# Exercise
Your task is to output the entries below word for word.

# Data listing
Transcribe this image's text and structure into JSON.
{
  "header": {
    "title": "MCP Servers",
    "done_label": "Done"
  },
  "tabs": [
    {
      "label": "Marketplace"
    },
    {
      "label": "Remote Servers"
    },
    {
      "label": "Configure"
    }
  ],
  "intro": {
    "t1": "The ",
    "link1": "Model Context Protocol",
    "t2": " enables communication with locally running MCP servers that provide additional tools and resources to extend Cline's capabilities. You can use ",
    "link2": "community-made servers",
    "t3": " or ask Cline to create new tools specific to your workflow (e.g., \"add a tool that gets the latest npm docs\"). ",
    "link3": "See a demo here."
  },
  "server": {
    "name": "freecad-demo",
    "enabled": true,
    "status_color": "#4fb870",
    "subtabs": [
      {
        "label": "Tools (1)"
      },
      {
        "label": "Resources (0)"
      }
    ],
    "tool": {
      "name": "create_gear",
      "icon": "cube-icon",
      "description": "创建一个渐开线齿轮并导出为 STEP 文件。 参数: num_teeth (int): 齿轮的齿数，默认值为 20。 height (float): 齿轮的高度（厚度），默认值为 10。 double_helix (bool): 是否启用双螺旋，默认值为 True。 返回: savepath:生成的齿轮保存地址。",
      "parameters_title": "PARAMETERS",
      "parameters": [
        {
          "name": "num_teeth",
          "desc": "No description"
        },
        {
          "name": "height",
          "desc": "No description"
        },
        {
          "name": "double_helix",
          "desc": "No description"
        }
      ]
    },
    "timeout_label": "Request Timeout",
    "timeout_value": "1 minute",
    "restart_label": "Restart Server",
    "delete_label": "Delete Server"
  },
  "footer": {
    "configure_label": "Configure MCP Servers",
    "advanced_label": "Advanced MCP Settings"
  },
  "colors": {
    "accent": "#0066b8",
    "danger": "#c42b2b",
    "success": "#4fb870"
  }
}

# Task output
Transcribe this image's text and structure into JSON.
{
  "header": {
    "title": "MCP Servers",
    "done_label": "Done"
  },
  "tabs": [
    {
      "label": "Marketplace"
    },
    {
      "label": "Remote Servers"
    },
    {
      "label": "Configure"
    }
  ],
  "intro": {
    "t1": "The ",
    "link1": "Model Context Protocol",
    "t2": " enables communication with locally running MCP servers that provide additional tools and resources to extend Cline's capabilities. You can use ",
    "link2": "community-made servers",
    "t3": " or ask Cline to create new tools specific to your workflow (e.g., \"add a tool that gets the latest npm docs\"). ",
    "link3": "See a demo here."
  },
  "server": {
    "name": "freecad-demo",
    "enabled": true,
    "status_color": "#4fb870",
    "subtabs": [
      {
        "label": "Tools (1)"
      },
      {
        "label": "Resources (0)"
      }
    ],
    "tool": {
      "name": "create_gear",
      "icon": "cube-icon",
      "description": "创建一个渐开线齿轮并导出为 STEP 文件。 参数: num_teeth (int): 齿轮的齿数，默认值为 20。 height (float): 齿轮的高度（厚度），默认值为 10。 double_helix (bool): 是否启用双螺旋，默认值为 True。 返回: savepath:生成的齿轮保存地址。",
      "parameters_title": "PARAMETERS",
      "parameters": [
        {
          "name": "num_teeth",
          "desc": "No description"
        },
        {
          "name": "height",
          "desc": "No description"
        },
        {
          "name": "double_helix",
          "desc": "No description"
        }
      ]
    },
    "timeout_label": "Request Timeout",
    "timeout_value": "1 minute",
    "restart_label": "Restart Server",
    "delete_label": "Delete Server"
  },
  "footer": {
    "configure_label": "Configure MCP Servers",
    "advanced_label": "Advanced MCP Settings"
  },
  "colors": {
    "accent": "#0066b8",
    "danger": "#c42b2b",
    "success": "#4fb870"
  }
}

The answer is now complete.